** start Extracted records **

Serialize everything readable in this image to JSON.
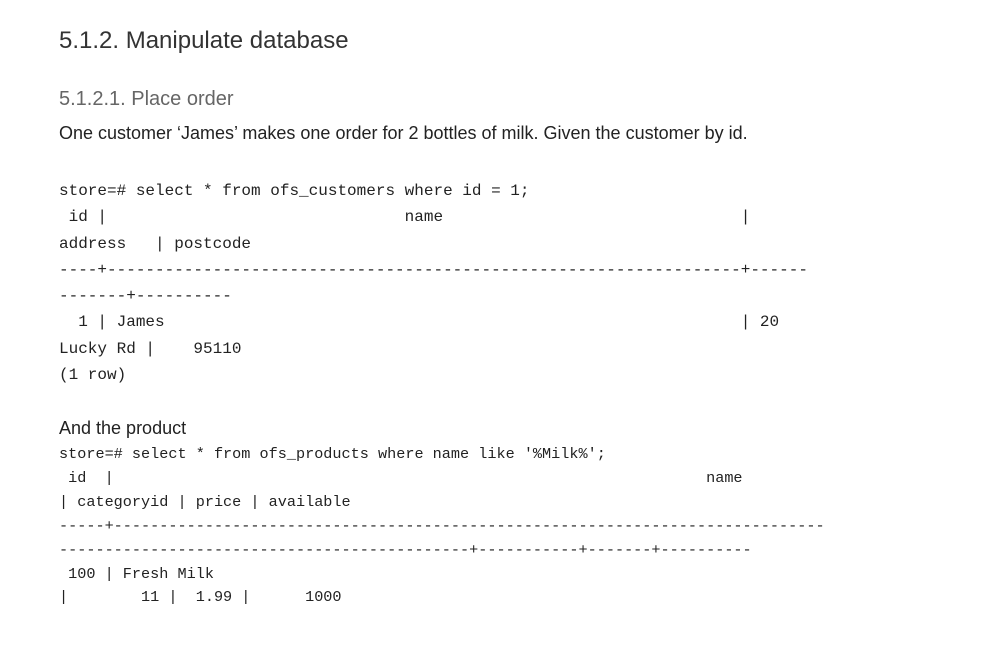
{
  "section_heading": "5.1.2. Manipulate database",
  "subsection_heading": "5.1.2.1. Place order",
  "intro_paragraph": "One customer ‘James’ makes one order for 2 bottles of milk. Given the customer by id.",
  "customer_query": {
    "lines": [
      "store=# select * from ofs_customers where id = 1;",
      " id |                               name                               |",
      "address   | postcode",
      "----+------------------------------------------------------------------+------",
      "-------+----------",
      "  1 | James                                                            | 20",
      "Lucky Rd |    95110",
      "(1 row)"
    ]
  },
  "product_paragraph": "And the product",
  "product_query": {
    "lines": [
      "store=# select * from ofs_products where name like '%Milk%';",
      " id  |                                                                 name",
      "| categoryid | price | available",
      "-----+------------------------------------------------------------------------------",
      "---------------------------------------------+-----------+-------+----------",
      " 100 | Fresh Milk",
      "|        11 |  1.99 |      1000"
    ]
  }
}
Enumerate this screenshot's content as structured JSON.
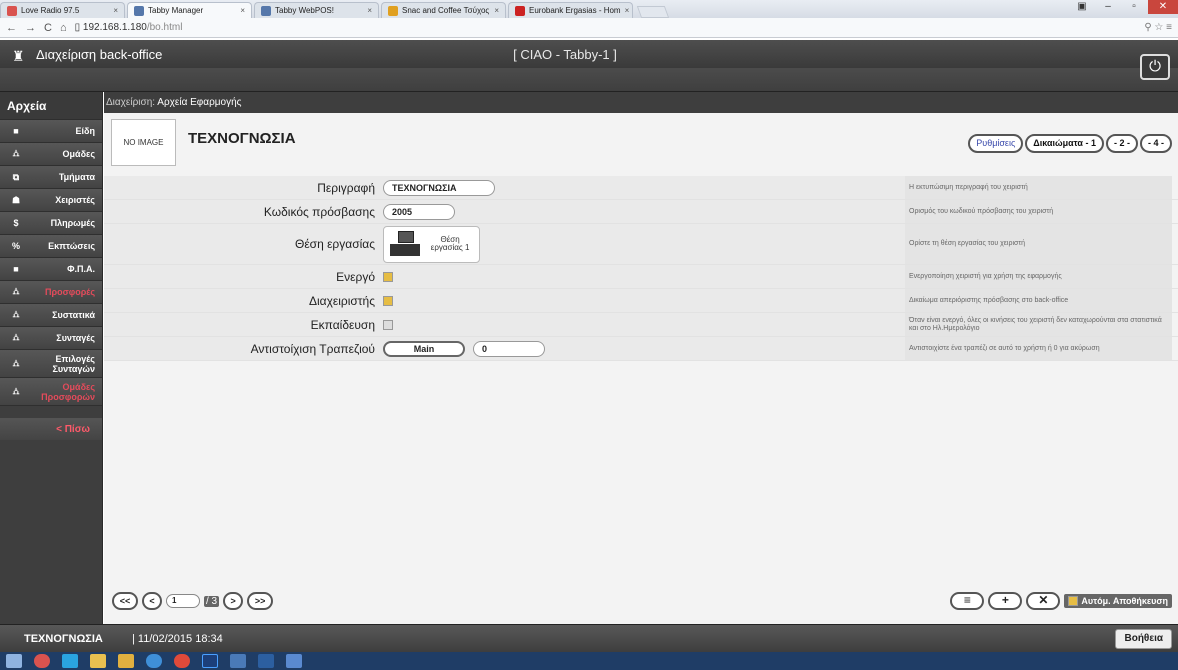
{
  "browser": {
    "tabs": [
      {
        "label": "Love Radio 97.5",
        "favcolor": "#d9534f",
        "active": false
      },
      {
        "label": "Tabby Manager",
        "favcolor": "#5577aa",
        "active": true
      },
      {
        "label": "Tabby WebPOS!",
        "favcolor": "#5577aa",
        "active": false
      },
      {
        "label": "Snac and Coffee Τσύχος",
        "favcolor": "#e0a020",
        "active": false
      },
      {
        "label": "Eurobank Ergasias - Hom",
        "favcolor": "#cc2222",
        "active": false
      }
    ],
    "url_host": "192.168.1.180",
    "url_path": "/bo.html"
  },
  "app": {
    "title": "Διαχείριση back-office",
    "center_title": "[ CIAO - Tabby-1 ]"
  },
  "sidebar": {
    "heading": "Αρχεία",
    "items": [
      {
        "label": "Είδη",
        "icon": "square-icon",
        "red": false
      },
      {
        "label": "Ομάδες",
        "icon": "hierarchy-icon",
        "red": false
      },
      {
        "label": "Τμήματα",
        "icon": "departments-icon",
        "red": false
      },
      {
        "label": "Χειριστές",
        "icon": "person-icon",
        "red": false
      },
      {
        "label": "Πληρωμές",
        "icon": "dollar-icon",
        "red": false
      },
      {
        "label": "Εκπτώσεις",
        "icon": "percent-icon",
        "red": false
      },
      {
        "label": "Φ.Π.Α.",
        "icon": "square-icon",
        "red": false
      },
      {
        "label": "Προσφορές",
        "icon": "hierarchy-icon",
        "red": true
      },
      {
        "label": "Συστατικά",
        "icon": "hierarchy-icon",
        "red": false
      },
      {
        "label": "Συνταγές",
        "icon": "hierarchy-icon",
        "red": false
      },
      {
        "label": "Επιλογές Συνταγών",
        "icon": "hierarchy-icon",
        "red": false
      },
      {
        "label": "Ομάδες Προσφορών",
        "icon": "hierarchy-icon",
        "red": true
      }
    ],
    "back": "< Πίσω"
  },
  "breadcrumb": {
    "prefix": "Διαχείριση",
    "current": "Αρχεία Εφαρμογής"
  },
  "record": {
    "image_text": "NO IMAGE",
    "title": "ΤΕΧΝΟΓΝΩΣΙΑ"
  },
  "tabs_right": [
    {
      "label": "Ρυθμίσεις",
      "active": true
    },
    {
      "label": "Δικαιώματα - 1",
      "active": false
    },
    {
      "label": "- 2 -",
      "active": false
    },
    {
      "label": "- 4 -",
      "active": false
    }
  ],
  "form": {
    "description": {
      "label": "Περιγραφή",
      "value": "ΤΕΧΝΟΓΝΩΣΙΑ",
      "help": "Η εκτυπώσιμη περιγραφή του χειριστή"
    },
    "password": {
      "label": "Κωδικός πρόσβασης",
      "value": "2005",
      "help": "Ορισμός του κωδικού πρόσβασης του χειριστή"
    },
    "workstation": {
      "label": "Θέση εργασίας",
      "card_text": "Θέση εργασίας 1",
      "help": "Ορίστε τη θέση εργασίας του χειριστή"
    },
    "active": {
      "label": "Ενεργό",
      "checked": true,
      "help": "Ενεργοποίηση χειριστή για χρήση της εφαρμογής"
    },
    "admin": {
      "label": "Διαχειριστής",
      "checked": true,
      "help": "Δικαίωμα απεριόριστης πρόσβασης στο back-office"
    },
    "training": {
      "label": "Εκπαίδευση",
      "checked": false,
      "help": "Όταν είναι ενεργό, όλες οι κινήσεις του χειριστή δεν καταχωρούνται στα στατιστικά και στο Ηλ.Ημερολόγιο"
    },
    "table": {
      "label": "Αντιστοίχιση Τραπεζιού",
      "button": "Main",
      "value": "0",
      "help": "Αντιστοιχίστε ένα τραπέζι σε αυτό το χρήστη ή 0 για ακύρωση"
    }
  },
  "pager": {
    "first": "<<",
    "prev": "<",
    "current": "1",
    "total": "/ 3",
    "next": ">",
    "last": ">>"
  },
  "actions": {
    "list": "≡",
    "add": "+",
    "delete": "✕",
    "autosave": "Αυτόμ. Αποθήκευση"
  },
  "status": {
    "user": "ΤΕΧΝΟΓΝΩΣΙΑ",
    "datetime": "| 11/02/2015 18:34",
    "help": "Βοήθεια"
  }
}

** end Extracted records **

Exercise requirements:
Write the entries above out again exactly, but not the pictures.

Exercise solution:
Serialize everything readable in this image to JSON.
{
  "section_heading": "5.1.2. Manipulate database",
  "subsection_heading": "5.1.2.1. Place order",
  "intro_paragraph": "One customer ‘James’ makes one order for 2 bottles of milk. Given the customer by id.",
  "customer_query": {
    "lines": [
      "store=# select * from ofs_customers where id = 1;",
      " id |                               name                               |",
      "address   | postcode",
      "----+------------------------------------------------------------------+------",
      "-------+----------",
      "  1 | James                                                            | 20",
      "Lucky Rd |    95110",
      "(1 row)"
    ]
  },
  "product_paragraph": "And the product",
  "product_query": {
    "lines": [
      "store=# select * from ofs_products where name like '%Milk%';",
      " id  |                                                                 name",
      "| categoryid | price | available",
      "-----+------------------------------------------------------------------------------",
      "---------------------------------------------+-----------+-------+----------",
      " 100 | Fresh Milk",
      "|        11 |  1.99 |      1000"
    ]
  }
}
Enumerate this screenshot's content as structured JSON.
{
  "browser": {
    "tabs": [
      {
        "label": "Love Radio 97.5",
        "favcolor": "#d9534f",
        "active": false
      },
      {
        "label": "Tabby Manager",
        "favcolor": "#5577aa",
        "active": true
      },
      {
        "label": "Tabby WebPOS!",
        "favcolor": "#5577aa",
        "active": false
      },
      {
        "label": "Snac and Coffee Τσύχος",
        "favcolor": "#e0a020",
        "active": false
      },
      {
        "label": "Eurobank Ergasias - Hom",
        "favcolor": "#cc2222",
        "active": false
      }
    ],
    "url_host": "192.168.1.180",
    "url_path": "/bo.html"
  },
  "app": {
    "title": "Διαχείριση back-office",
    "center_title": "[ CIAO - Tabby-1 ]"
  },
  "sidebar": {
    "heading": "Αρχεία",
    "items": [
      {
        "label": "Είδη",
        "icon": "square-icon",
        "red": false
      },
      {
        "label": "Ομάδες",
        "icon": "hierarchy-icon",
        "red": false
      },
      {
        "label": "Τμήματα",
        "icon": "departments-icon",
        "red": false
      },
      {
        "label": "Χειριστές",
        "icon": "person-icon",
        "red": false
      },
      {
        "label": "Πληρωμές",
        "icon": "dollar-icon",
        "red": false
      },
      {
        "label": "Εκπτώσεις",
        "icon": "percent-icon",
        "red": false
      },
      {
        "label": "Φ.Π.Α.",
        "icon": "square-icon",
        "red": false
      },
      {
        "label": "Προσφορές",
        "icon": "hierarchy-icon",
        "red": true
      },
      {
        "label": "Συστατικά",
        "icon": "hierarchy-icon",
        "red": false
      },
      {
        "label": "Συνταγές",
        "icon": "hierarchy-icon",
        "red": false
      },
      {
        "label": "Επιλογές Συνταγών",
        "icon": "hierarchy-icon",
        "red": false
      },
      {
        "label": "Ομάδες Προσφορών",
        "icon": "hierarchy-icon",
        "red": true
      }
    ],
    "back": "< Πίσω"
  },
  "breadcrumb": {
    "prefix": "Διαχείριση",
    "current": "Αρχεία Εφαρμογής"
  },
  "record": {
    "image_text": "NO IMAGE",
    "title": "ΤΕΧΝΟΓΝΩΣΙΑ"
  },
  "tabs_right": [
    {
      "label": "Ρυθμίσεις",
      "active": true
    },
    {
      "label": "Δικαιώματα - 1",
      "active": false
    },
    {
      "label": "- 2 -",
      "active": false
    },
    {
      "label": "- 4 -",
      "active": false
    }
  ],
  "form": {
    "description": {
      "label": "Περιγραφή",
      "value": "ΤΕΧΝΟΓΝΩΣΙΑ",
      "help": "Η εκτυπώσιμη περιγραφή του χειριστή"
    },
    "password": {
      "label": "Κωδικός πρόσβασης",
      "value": "2005",
      "help": "Ορισμός του κωδικού πρόσβασης του χειριστή"
    },
    "workstation": {
      "label": "Θέση εργασίας",
      "card_text": "Θέση εργασίας 1",
      "help": "Ορίστε τη θέση εργασίας του χειριστή"
    },
    "active": {
      "label": "Ενεργό",
      "checked": true,
      "help": "Ενεργοποίηση χειριστή για χρήση της εφαρμογής"
    },
    "admin": {
      "label": "Διαχειριστής",
      "checked": true,
      "help": "Δικαίωμα απεριόριστης πρόσβασης στο back-office"
    },
    "training": {
      "label": "Εκπαίδευση",
      "checked": false,
      "help": "Όταν είναι ενεργό, όλες οι κινήσεις του χειριστή δεν καταχωρούνται στα στατιστικά και στο Ηλ.Ημερολόγιο"
    },
    "table": {
      "label": "Αντιστοίχιση Τραπεζιού",
      "button": "Main",
      "value": "0",
      "help": "Αντιστοιχίστε ένα τραπέζι σε αυτό το χρήστη ή 0 για ακύρωση"
    }
  },
  "pager": {
    "first": "<<",
    "prev": "<",
    "current": "1",
    "total": "/ 3",
    "next": ">",
    "last": ">>"
  },
  "actions": {
    "list": "≡",
    "add": "+",
    "delete": "✕",
    "autosave": "Αυτόμ. Αποθήκευση"
  },
  "status": {
    "user": "ΤΕΧΝΟΓΝΩΣΙΑ",
    "datetime": "| 11/02/2015 18:34",
    "help": "Βοήθεια"
  }
}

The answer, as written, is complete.